** BEGIN EXERCISE INPUT **

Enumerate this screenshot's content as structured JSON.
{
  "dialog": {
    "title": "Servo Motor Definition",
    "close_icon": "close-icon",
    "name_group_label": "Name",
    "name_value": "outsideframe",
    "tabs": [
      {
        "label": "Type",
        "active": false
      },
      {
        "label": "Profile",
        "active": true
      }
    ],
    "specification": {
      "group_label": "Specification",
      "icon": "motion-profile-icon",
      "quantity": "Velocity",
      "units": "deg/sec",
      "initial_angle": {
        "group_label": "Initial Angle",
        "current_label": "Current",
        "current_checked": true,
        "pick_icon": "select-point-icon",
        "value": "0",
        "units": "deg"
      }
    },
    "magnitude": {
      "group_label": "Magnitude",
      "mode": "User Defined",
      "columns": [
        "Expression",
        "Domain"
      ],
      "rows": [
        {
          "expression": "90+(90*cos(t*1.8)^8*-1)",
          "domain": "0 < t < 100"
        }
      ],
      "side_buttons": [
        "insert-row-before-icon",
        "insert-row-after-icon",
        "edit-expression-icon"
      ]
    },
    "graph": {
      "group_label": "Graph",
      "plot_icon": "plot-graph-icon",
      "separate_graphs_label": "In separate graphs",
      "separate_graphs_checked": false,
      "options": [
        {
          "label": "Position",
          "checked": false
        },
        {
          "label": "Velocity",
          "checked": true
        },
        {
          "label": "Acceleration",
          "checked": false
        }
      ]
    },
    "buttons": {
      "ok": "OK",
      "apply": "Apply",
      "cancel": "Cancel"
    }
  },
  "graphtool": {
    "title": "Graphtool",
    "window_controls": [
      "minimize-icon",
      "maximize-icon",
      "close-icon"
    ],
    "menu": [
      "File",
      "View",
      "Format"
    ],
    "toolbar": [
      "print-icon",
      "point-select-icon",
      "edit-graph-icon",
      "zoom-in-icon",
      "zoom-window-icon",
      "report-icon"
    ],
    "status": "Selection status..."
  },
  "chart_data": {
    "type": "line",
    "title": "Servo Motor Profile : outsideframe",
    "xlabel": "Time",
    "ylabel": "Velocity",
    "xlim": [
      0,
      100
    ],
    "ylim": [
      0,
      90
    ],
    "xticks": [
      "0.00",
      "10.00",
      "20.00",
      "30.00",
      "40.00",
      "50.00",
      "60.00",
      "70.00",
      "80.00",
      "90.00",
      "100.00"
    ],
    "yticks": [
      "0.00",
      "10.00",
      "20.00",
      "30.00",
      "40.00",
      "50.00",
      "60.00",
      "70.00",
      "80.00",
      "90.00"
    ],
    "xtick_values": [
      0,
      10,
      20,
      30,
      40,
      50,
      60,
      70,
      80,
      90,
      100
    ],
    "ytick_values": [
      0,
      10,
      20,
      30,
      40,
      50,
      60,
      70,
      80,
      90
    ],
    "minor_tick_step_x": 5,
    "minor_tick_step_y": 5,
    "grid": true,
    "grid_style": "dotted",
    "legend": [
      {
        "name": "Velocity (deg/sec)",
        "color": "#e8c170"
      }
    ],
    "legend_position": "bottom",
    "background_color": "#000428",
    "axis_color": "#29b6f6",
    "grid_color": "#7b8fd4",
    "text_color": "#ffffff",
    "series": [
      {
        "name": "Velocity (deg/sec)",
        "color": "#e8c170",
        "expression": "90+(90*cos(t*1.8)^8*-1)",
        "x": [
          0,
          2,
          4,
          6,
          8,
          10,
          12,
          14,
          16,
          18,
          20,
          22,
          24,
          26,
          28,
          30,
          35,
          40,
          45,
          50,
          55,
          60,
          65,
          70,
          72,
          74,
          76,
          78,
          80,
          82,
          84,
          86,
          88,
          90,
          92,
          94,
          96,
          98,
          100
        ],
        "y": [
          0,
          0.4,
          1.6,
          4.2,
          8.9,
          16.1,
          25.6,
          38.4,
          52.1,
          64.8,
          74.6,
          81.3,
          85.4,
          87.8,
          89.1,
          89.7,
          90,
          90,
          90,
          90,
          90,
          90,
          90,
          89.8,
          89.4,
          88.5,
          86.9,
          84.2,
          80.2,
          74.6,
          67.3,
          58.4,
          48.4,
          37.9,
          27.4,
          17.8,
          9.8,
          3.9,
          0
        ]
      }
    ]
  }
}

** END EXERCISE INPUT **

_WHAT IS REQUIRED_
Copy each line above that contains the string "true".

_SOLUTION TO THIS PROBLEM_
        "active": true
        "current_checked": true,
          "checked": true
    "grid": true,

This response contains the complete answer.